• _Written instruction A_
From the forum thread on felling dead standing timber, print the passage from "Yes to boring, no" up to and including "lose directional control.".
• _Written instruction B_
In the forum thread on felling dead standing timber, why does the reply from 2dogs warn against pounding the wedges too hard?
───── Article ─────
# Best method for falling dead standing timber?



## Kupreanof (Jan 11, 2010)

What is the best method for falling dead standing timber? (obviously you would probably avoid falling it if possible) Species are mostly shore pine, yellow cedar, with some red cedar, sitka spruce, & hemlock. These woods have never been cut, so there are some pretty big trees.

Bore to test for rotten wood, wedge asap/as much as possible, and leave liberal hinge wood?


----------



## 2dogs (Jan 11, 2010)

Kupreanof said:


> What is the best method for falling dead standing timber? (obviously you would probably avoid falling it if possible) Species are mostly shore pine, yellow cedar, with some red cedar, sitka spruce, & hemlock. These woods have never been cut, so there are some pretty big trees.
> 
> Bore to test for rotten wood, wedge asap/as much as possible, and leave liberal hinge wood?



Yes to boring, no to wedging. First examine your tree from top to butt from all angles looking for any imperfection. Always set your wedges so the tree won't set back on you but do so gently. Excessive pounding can break off limbs or bark or even cause the tree to break off. Also, when you are pounding you are not looking up. Your eyes need to be on the top of the snag. I make my gunning cut rather deep, say 1/3 of the tree diameter and cut the hinge up close. A thick hinge can cause a tree, esp a snag with no limbs to not fall. Plus that thick hinge will require alot of force to make the tree lean to the fall line. Like I said you don't want to over pound your wedges. A thick dry hinge can break from too much force, the the thick hinge will make the tree lift instead of lean, and you will lose directional control.

In a nutshell, swamp out, bore to test for rotten wood, don't expect a snag to cooperate in falling the propper direction, always look up and be ready to run, cut up close fast and leave fast.


----------



## Burvol (Jan 11, 2010)

Sounds like death to me. Greenhorn on internet asking for falling advice in SE AK...Cream of Wheat Avitar... Talk to Tramp, maybe he can swing up your way.


----------



## tramp bushler (Jan 11, 2010)
───── Records supplied ─────
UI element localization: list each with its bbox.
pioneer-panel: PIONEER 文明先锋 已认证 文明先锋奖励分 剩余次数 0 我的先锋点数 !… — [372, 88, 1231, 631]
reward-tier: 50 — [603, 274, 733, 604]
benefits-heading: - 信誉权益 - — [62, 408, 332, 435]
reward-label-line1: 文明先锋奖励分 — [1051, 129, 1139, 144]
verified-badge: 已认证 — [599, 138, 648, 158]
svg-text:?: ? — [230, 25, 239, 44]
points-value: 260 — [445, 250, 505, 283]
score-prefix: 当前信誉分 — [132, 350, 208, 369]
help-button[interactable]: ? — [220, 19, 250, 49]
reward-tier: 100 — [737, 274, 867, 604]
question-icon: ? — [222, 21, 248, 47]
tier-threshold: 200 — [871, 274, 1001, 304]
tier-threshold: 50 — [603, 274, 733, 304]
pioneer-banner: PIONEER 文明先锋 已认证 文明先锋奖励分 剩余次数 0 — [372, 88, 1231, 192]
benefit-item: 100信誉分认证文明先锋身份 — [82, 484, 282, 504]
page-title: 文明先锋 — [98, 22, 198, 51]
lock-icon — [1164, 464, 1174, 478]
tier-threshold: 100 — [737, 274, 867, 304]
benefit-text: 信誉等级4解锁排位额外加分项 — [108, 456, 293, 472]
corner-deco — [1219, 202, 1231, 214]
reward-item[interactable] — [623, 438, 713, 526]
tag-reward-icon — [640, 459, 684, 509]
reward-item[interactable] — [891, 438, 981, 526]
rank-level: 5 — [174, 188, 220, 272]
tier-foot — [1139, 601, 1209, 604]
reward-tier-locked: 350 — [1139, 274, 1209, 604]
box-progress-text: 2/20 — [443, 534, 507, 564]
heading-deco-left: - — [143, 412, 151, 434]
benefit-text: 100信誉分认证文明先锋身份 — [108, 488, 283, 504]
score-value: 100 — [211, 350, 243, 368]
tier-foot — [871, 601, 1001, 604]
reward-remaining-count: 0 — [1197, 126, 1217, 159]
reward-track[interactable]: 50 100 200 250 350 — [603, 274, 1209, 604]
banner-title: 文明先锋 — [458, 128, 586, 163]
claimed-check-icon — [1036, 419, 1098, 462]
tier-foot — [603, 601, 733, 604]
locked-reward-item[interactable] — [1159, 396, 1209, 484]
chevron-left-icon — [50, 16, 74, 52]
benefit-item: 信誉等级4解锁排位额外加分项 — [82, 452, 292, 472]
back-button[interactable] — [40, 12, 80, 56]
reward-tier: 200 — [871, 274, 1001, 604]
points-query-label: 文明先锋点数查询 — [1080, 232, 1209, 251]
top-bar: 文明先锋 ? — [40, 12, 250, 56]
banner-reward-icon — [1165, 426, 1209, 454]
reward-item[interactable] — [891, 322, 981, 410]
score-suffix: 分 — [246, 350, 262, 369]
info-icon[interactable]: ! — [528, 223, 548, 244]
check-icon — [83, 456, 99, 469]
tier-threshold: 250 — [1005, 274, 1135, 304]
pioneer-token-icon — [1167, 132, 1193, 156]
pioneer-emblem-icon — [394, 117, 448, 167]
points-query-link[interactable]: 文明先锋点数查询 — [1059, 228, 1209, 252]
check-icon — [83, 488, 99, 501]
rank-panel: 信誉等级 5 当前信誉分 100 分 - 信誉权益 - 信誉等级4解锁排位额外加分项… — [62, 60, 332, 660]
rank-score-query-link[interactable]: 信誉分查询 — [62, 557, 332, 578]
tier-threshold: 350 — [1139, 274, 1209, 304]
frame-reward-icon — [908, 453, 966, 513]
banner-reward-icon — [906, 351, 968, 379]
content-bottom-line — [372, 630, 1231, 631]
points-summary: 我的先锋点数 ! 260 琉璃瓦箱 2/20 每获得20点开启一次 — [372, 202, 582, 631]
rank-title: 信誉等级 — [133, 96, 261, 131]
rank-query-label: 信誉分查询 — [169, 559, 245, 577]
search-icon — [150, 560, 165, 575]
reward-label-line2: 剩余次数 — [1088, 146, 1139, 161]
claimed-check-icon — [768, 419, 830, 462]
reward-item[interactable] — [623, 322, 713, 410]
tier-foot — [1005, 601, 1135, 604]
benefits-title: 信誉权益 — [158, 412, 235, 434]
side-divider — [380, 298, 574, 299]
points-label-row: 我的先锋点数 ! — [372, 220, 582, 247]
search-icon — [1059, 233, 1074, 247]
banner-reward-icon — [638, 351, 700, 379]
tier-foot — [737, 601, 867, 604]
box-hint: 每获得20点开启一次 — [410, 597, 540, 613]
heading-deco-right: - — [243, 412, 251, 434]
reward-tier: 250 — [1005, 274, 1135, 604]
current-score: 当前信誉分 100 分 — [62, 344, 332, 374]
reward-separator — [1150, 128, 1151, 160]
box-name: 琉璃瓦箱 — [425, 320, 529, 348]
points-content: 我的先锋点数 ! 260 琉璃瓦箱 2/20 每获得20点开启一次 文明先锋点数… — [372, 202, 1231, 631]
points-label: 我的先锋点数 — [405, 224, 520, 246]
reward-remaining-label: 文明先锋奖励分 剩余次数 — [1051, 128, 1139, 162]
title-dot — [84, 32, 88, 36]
─────
───── Records supplied ─────
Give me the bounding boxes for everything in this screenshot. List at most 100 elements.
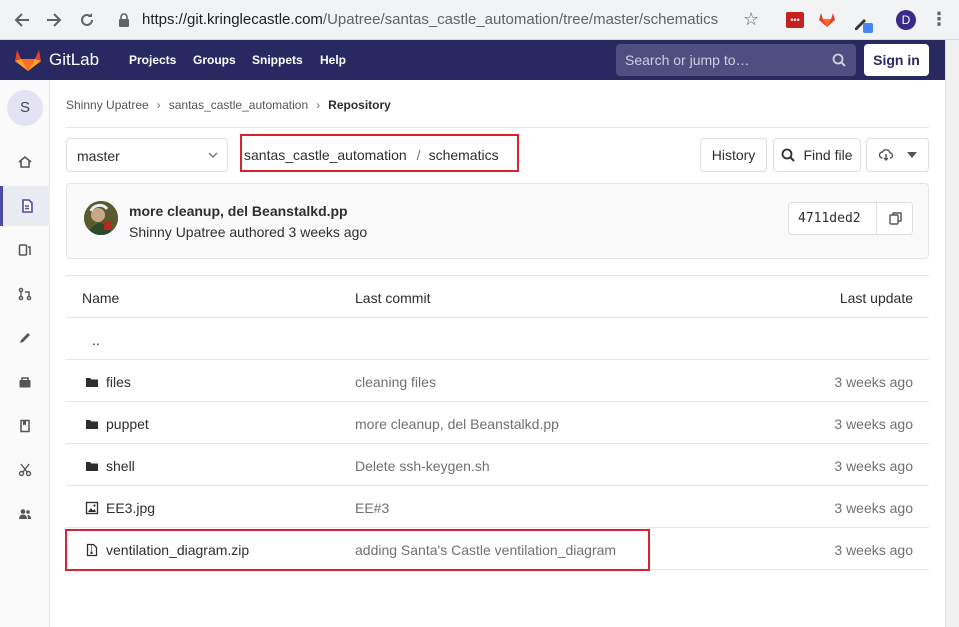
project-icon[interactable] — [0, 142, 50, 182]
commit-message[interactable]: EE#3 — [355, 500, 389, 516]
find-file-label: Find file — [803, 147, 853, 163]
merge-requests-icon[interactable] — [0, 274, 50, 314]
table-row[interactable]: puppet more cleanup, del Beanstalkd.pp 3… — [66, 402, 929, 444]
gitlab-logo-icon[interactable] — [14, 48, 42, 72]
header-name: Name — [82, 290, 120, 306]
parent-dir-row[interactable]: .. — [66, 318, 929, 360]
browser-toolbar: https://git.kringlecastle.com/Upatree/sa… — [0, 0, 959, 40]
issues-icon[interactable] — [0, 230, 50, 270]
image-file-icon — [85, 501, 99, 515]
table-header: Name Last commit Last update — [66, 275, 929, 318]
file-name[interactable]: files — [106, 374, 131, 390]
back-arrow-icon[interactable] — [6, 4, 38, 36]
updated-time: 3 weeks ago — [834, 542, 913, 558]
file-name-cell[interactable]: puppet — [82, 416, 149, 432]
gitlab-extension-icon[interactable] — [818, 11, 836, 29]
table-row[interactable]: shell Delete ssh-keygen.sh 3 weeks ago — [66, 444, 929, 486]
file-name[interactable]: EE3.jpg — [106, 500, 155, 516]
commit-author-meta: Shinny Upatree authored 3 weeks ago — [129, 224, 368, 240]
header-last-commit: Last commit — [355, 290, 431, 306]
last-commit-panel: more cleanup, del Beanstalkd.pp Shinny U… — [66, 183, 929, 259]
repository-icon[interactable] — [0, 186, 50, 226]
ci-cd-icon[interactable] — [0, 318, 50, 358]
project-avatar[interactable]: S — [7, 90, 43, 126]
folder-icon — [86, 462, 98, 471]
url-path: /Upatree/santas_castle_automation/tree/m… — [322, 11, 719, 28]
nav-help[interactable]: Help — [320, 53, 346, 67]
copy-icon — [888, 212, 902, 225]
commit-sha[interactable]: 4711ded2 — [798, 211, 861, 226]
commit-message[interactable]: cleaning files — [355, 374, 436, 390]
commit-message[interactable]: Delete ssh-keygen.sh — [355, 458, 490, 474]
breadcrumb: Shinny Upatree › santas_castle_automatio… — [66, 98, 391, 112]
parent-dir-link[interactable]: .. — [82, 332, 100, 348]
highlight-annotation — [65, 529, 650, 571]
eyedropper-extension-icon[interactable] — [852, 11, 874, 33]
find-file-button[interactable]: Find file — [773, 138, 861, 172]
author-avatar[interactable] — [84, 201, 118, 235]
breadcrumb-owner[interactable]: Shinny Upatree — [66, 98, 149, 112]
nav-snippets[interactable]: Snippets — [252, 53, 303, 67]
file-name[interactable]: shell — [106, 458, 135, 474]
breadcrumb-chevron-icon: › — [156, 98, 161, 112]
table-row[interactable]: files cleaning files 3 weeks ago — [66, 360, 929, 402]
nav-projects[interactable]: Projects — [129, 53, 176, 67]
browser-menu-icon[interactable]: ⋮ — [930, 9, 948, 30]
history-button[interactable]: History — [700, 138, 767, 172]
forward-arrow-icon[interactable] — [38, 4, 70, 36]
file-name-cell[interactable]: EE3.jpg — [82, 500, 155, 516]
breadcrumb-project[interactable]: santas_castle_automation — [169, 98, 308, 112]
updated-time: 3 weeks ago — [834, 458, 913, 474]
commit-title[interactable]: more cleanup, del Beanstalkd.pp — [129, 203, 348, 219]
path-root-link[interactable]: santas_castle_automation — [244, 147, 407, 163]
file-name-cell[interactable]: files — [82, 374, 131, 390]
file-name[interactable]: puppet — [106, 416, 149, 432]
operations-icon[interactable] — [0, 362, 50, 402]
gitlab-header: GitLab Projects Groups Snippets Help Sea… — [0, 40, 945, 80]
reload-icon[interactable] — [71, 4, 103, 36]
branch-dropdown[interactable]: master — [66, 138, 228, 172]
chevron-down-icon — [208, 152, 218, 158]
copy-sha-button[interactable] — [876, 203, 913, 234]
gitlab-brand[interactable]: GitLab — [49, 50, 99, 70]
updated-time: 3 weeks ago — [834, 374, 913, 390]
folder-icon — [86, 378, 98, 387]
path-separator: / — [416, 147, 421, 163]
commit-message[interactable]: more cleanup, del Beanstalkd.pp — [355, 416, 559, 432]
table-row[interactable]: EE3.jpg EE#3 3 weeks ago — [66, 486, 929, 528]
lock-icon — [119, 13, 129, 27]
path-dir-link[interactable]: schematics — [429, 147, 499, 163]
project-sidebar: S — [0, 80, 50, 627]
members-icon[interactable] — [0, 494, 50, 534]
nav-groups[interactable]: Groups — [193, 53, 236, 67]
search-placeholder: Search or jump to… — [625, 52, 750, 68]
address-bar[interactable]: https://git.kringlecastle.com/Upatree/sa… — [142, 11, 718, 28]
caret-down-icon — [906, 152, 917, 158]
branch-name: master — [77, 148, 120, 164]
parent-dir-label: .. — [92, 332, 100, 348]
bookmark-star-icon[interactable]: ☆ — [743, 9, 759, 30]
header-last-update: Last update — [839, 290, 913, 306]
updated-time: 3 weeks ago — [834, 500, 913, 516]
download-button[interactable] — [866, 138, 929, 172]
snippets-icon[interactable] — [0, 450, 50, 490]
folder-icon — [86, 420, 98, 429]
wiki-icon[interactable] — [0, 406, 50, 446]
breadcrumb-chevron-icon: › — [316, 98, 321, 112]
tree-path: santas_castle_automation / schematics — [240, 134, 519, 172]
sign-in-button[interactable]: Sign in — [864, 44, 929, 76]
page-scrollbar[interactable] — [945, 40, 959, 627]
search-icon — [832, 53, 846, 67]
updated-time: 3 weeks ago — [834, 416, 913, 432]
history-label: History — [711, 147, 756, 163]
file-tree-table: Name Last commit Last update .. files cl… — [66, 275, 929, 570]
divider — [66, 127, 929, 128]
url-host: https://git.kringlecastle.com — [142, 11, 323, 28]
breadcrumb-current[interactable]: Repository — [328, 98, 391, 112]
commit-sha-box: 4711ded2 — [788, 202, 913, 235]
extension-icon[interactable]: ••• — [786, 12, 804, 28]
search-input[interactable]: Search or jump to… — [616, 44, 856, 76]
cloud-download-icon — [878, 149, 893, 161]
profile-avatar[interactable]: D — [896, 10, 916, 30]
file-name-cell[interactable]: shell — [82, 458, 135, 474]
─────
• _Exercise result A_
Yes to boring, no to wedging. First examine your tree from top to butt from all angles looking for any imperfection. Always set your wedges so the tree won't set back on you but do so gently. Excessive pounding can break off limbs or bark or even cause the tree to break off. Also, when you are pounding you are not looking up. Your eyes need to be on the top of the snag. I make my gunning cut rather deep, say 1/3 of the tree diameter and cut the hinge up close. A thick hinge can cause a tree, esp a snag with no limbs to not fall. Plus that thick hinge will require alot of force to make the tree lean to the fall line. Like I said you don't want to over pound your wedges. A thick dry hinge can break from too much force, the the thick hinge will make the tree lift instead of lean, and you will lose directional control.

• _Exercise result B_
Heavy pounding can knock off limbs or bark, or even make the tree break off. While pounding, the faller is also not looking up, and the eyes need to stay on the top of the snag.